_Input records_.
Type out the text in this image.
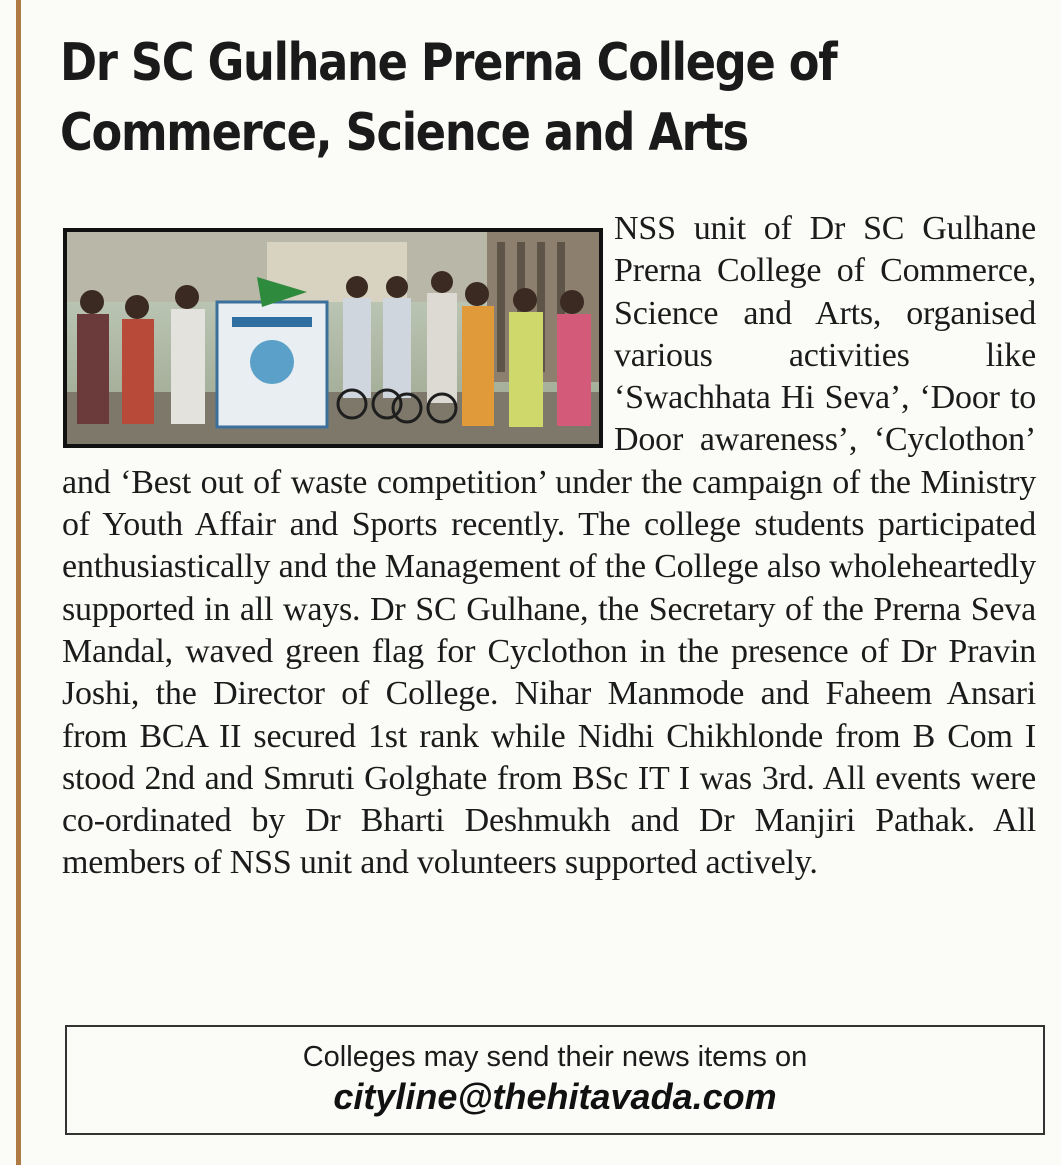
Dr SC Gulhane Prerna College of Commerce, Science and Arts

NSS unit of Dr SC Gulhane Prerna College of Commerce, Science and Arts, organised various activities like ‘Swachhata Hi Seva’, ‘Door to Door awareness’, ‘Cyclothon’ and ‘Best out of waste competition’ under the campaign of the Ministry of Youth Affair and Sports recently. The college students participated enthusiastically and the Management of the College also wholeheartedly supported in all ways. Dr SC Gulhane, the Secretary of the Prerna Seva Mandal, waved green flag for Cyclothon in the presence of Dr Pravin Joshi, the Director of College. Nihar Manmode and Faheem Ansari from BCA II secured 1st rank while Nidhi Chikhlonde from B Com I stood 2nd and Smruti Golghate from BSc IT I was 3rd. All events were co-ordinated by Dr Bharti Deshmukh and Dr Manjiri Pathak. All members of NSS unit and volunteers supported actively.

Colleges may send their news items on
cityline@thehitavada.com
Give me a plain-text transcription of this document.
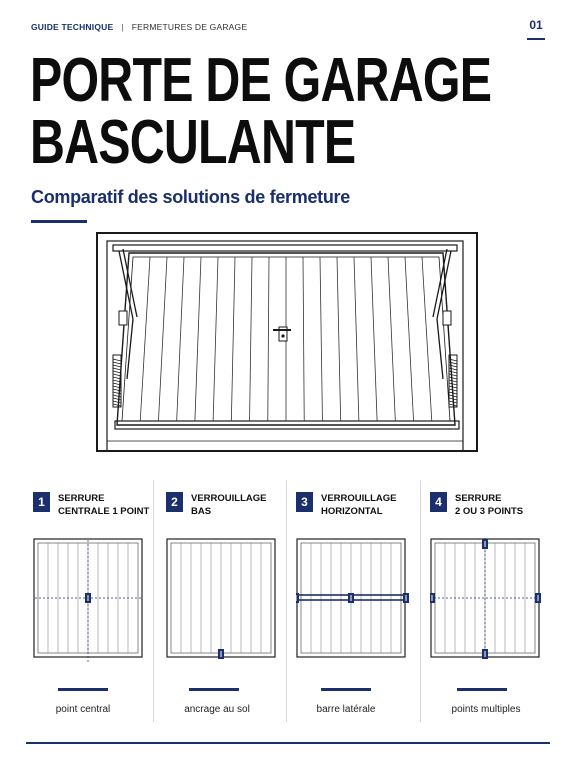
GUIDE TECHNIQUE | FERMETURES DE GARAGE	01
PORTE DE GARAGE
BASCULANTE
Comparatif des solutions de fermeture
1	SERRURE
CENTRALE 1 POINT
point central
2	VERROUILLAGE
BAS
ancrage au sol
3	VERROUILLAGE
HORIZONTAL
barre latérale
4	SERRURE
2 OU 3 POINTS
points multiples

_Stated task_.
Return from the data every line that holds "text".

_Response to this task_.
Type out the text in this image.
Give me a plain-text transcription of this document.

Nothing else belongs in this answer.